**Given problem:**
Restate the entries below word for word, omitting nothing.

**Extracted data:**
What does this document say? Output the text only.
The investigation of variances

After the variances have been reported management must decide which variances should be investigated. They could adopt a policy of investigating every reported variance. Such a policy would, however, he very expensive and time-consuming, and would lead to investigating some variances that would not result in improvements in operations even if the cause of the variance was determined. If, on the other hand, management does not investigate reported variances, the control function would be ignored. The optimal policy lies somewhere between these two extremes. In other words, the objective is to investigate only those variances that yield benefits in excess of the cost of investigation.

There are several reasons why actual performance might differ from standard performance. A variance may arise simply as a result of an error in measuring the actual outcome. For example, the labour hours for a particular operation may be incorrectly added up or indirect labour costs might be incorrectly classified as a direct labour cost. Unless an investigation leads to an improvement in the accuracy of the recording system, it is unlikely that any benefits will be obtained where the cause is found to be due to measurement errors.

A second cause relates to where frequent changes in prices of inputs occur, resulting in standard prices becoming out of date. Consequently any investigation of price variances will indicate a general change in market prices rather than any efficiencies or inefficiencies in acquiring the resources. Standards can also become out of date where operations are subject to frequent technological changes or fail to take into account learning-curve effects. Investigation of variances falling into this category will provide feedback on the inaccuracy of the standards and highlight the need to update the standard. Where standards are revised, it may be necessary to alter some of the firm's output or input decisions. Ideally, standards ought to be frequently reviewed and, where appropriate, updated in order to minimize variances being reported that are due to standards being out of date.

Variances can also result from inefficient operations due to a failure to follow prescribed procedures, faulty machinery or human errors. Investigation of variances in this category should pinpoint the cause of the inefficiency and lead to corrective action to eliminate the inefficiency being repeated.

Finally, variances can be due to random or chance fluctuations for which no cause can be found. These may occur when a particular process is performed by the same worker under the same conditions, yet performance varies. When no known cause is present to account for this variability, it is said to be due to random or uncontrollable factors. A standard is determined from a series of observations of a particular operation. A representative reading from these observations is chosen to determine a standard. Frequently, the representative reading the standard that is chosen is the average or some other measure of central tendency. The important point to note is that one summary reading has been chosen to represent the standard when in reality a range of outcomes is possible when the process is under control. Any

**Result of the task:**
What does this document say? Output the text only.
The investigation of variances

After the variances have been reported management must decide which variances should be investigated. They could adopt a policy of investigating every reported variance. Such a policy would, however, he very expensive and time-consuming, and would lead to investigating some variances that would not result in improvements in operations even if the cause of the variance was determined. If, on the other hand, management does not investigate reported variances, the control function would be ignored. The optimal policy lies somewhere between these two extremes. In other words, the objective is to investigate only those variances that yield benefits in excess of the cost of investigation.

There are several reasons why actual performance might differ from standard performance. A variance may arise simply as a result of an error in measuring the actual outcome. For example, the labour hours for a particular operation may be incorrectly added up or indirect labour costs might be incorrectly classified as a direct labour cost. Unless an investigation leads to an improvement in the accuracy of the recording system, it is unlikely that any benefits will be obtained where the cause is found to be due to measurement errors.

A second cause relates to where frequent changes in prices of inputs occur, resulting in standard prices becoming out of date. Consequently any investigation of price variances will indicate a general change in market prices rather than any efficiencies or inefficiencies in acquiring the resources. Standards can also become out of date where operations are subject to frequent technological changes or fail to take into account learning-curve effects. Investigation of variances falling into this category will provide feedback on the inaccuracy of the standards and highlight the need to update the standard. Where standards are revised, it may be necessary to alter some of the firm's output or input decisions. Ideally, standards ought to be frequently reviewed and, where appropriate, updated in order to minimize variances being reported that are due to standards being out of date.

Variances can also result from inefficient operations due to a failure to follow prescribed procedures, faulty machinery or human errors. Investigation of variances in this category should pinpoint the cause of the inefficiency and lead to corrective action to eliminate the inefficiency being repeated.

Finally, variances can be due to random or chance fluctuations for which no cause can be found. These may occur when a particular process is performed by the same worker under the same conditions, yet performance varies. When no known cause is present to account for this variability, it is said to be due to random or uncontrollable factors. A standard is determined from a series of observations of a particular operation. A representative reading from these observations is chosen to determine a standard. Frequently, the representative reading the standard that is chosen is the average or some other measure of central tendency. The important point to note is that one summary reading has been chosen to represent the standard when in reality a range of outcomes is possible when the process is under control. Any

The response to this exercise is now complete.